▸ **Task**: In the listing below, locate the lines that hold "tecnología" and copy them.

········

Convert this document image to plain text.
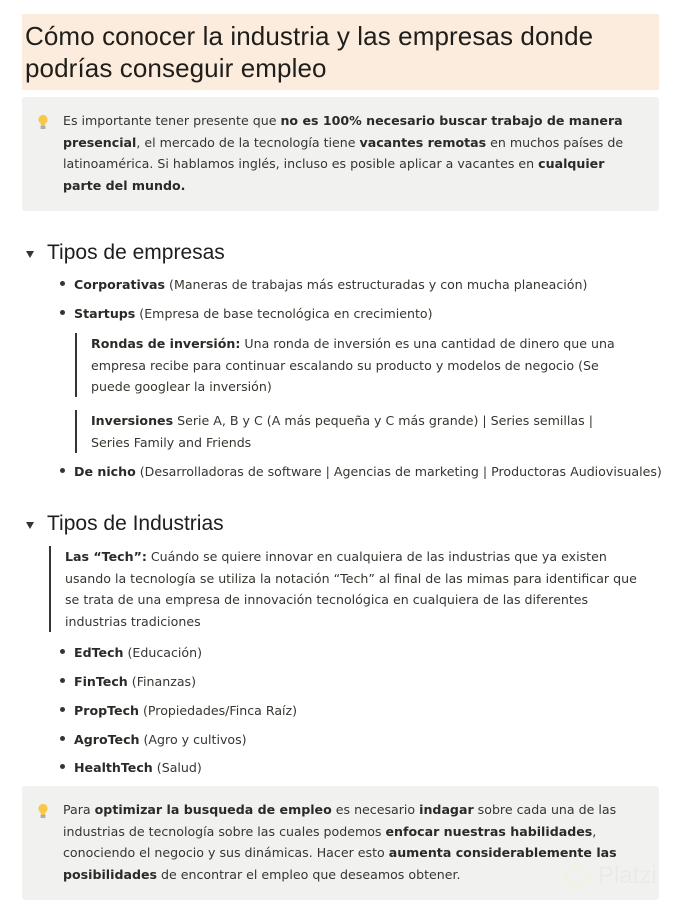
Cómo conocer la industria y las empresas donde podrías conseguir empleo
Es importante tener presente que no es 100% necesario buscar trabajo de manera presencial, el mercado de la tecnología tiene vacantes remotas en muchos países de latinoamérica. Si hablamos inglés, incluso es posible aplicar a vacantes en cualquier parte del mundo.
Tipos de empresas
Corporativas (Maneras de trabajas más estructuradas y con mucha planeación)
Startups (Empresa de base tecnológica en crecimiento)
Rondas de inversión: Una ronda de inversión es una cantidad de dinero que una empresa recibe para continuar escalando su producto y modelos de negocio (Se puede googlear la inversión)
Inversiones Serie A, B y C (A más pequeña y C más grande) | Series semillas | Series Family and Friends
De nicho (Desarrolladoras de software | Agencias de marketing | Productoras Audiovisuales)
Tipos de Industrias
Las “Tech”: Cuándo se quiere innovar en cualquiera de las industrias que ya existen usando la tecnología se utiliza la notación “Tech” al final de las mimas para identificar que se trata de una empresa de innovación tecnológica en cualquiera de las diferentes industrias tradiciones
EdTech (Educación)
FinTech (Finanzas)
PropTech (Propiedades/Finca Raíz)
AgroTech (Agro y cultivos)
HealthTech (Salud)
Para optimizar la busqueda de empleo es necesario indagar sobre cada una de las industrias de tecnología sobre las cuales podemos enfocar nuestras habilidades, conociendo el negocio y sus dinámicas. Hacer esto aumenta considerablemente las posibilidades de encontrar el empleo que deseamos obtener.	Platzi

········

▸ **Answer to the problem**:
Es importante tener presente que no es 100% necesario buscar trabajo de manera presencial, el mercado de la tecnología tiene vacantes remotas en muchos países de latinoamérica. Si hablamos inglés, incluso es posible aplicar a vacantes en cualquier parte del mundo.
Las “Tech”: Cuándo se quiere innovar en cualquiera de las industrias que ya existen usando la tecnología se utiliza la notación “Tech” al final de las mimas para identificar que se trata de una empresa de innovación tecnológica en cualquiera de las diferentes industrias tradiciones
Para optimizar la busqueda de empleo es necesario indagar sobre cada una de las industrias de tecnología sobre las cuales podemos enfocar nuestras habilidades, conociendo el negocio y sus dinámicas. Hacer esto aumenta considerablemente las posibilidades de encontrar el empleo que deseamos obtener.	Platzi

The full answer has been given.